#### [GOAL]
Return all of the entries exactly, with nothing added or left out.

===

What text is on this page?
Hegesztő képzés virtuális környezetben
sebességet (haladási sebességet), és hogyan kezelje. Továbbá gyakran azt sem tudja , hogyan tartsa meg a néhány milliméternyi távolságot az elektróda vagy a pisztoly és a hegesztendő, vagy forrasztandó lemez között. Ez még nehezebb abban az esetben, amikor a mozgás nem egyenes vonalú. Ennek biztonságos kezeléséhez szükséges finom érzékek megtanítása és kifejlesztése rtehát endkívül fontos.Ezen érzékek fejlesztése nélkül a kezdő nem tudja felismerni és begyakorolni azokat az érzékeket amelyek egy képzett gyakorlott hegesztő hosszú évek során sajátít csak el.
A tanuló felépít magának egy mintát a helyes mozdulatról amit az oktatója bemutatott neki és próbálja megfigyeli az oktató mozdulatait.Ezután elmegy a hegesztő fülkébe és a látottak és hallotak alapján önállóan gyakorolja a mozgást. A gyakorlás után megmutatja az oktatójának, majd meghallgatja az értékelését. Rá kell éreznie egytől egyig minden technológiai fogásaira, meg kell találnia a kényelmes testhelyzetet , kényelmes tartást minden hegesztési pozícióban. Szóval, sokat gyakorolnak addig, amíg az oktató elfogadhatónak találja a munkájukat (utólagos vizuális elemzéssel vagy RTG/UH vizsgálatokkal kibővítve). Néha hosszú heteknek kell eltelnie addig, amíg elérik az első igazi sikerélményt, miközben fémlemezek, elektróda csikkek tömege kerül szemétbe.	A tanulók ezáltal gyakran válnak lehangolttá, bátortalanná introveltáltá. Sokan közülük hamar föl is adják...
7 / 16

===

#### [FINISHED TASK]
What text is on this page?
Hegesztő képzés virtuális környezetben
sebességet (haladási sebességet), és hogyan kezelje. Továbbá gyakran azt sem tudja , hogyan tartsa meg a néhány milliméternyi távolságot az elektróda vagy a pisztoly és a hegesztendő, vagy forrasztandó lemez között. Ez még nehezebb abban az esetben, amikor a mozgás nem egyenes vonalú. Ennek biztonságos kezeléséhez szükséges finom érzékek megtanítása és kifejlesztése rtehát endkívül fontos.Ezen érzékek fejlesztése nélkül a kezdő nem tudja felismerni és begyakorolni azokat az érzékeket amelyek egy képzett gyakorlott hegesztő hosszú évek során sajátít csak el.
A tanuló felépít magának egy mintát a helyes mozdulatról amit az oktatója bemutatott neki és próbálja megfigyeli az oktató mozdulatait.Ezután elmegy a hegesztő fülkébe és a látottak és hallotak alapján önállóan gyakorolja a mozgást. A gyakorlás után megmutatja az oktatójának, majd meghallgatja az értékelését. Rá kell éreznie egytől egyig minden technológiai fogásaira, meg kell találnia a kényelmes testhelyzetet , kényelmes tartást minden hegesztési pozícióban. Szóval, sokat gyakorolnak addig, amíg az oktató elfogadhatónak találja a munkájukat (utólagos vizuális elemzéssel vagy RTG/UH vizsgálatokkal kibővítve). Néha hosszú heteknek kell eltelnie addig, amíg elérik az első igazi sikerélményt, miközben fémlemezek, elektróda csikkek tömege kerül szemétbe.	A tanulók ezáltal gyakran válnak lehangolttá, bátortalanná introveltáltá. Sokan közülük hamar föl is adják...
7 / 16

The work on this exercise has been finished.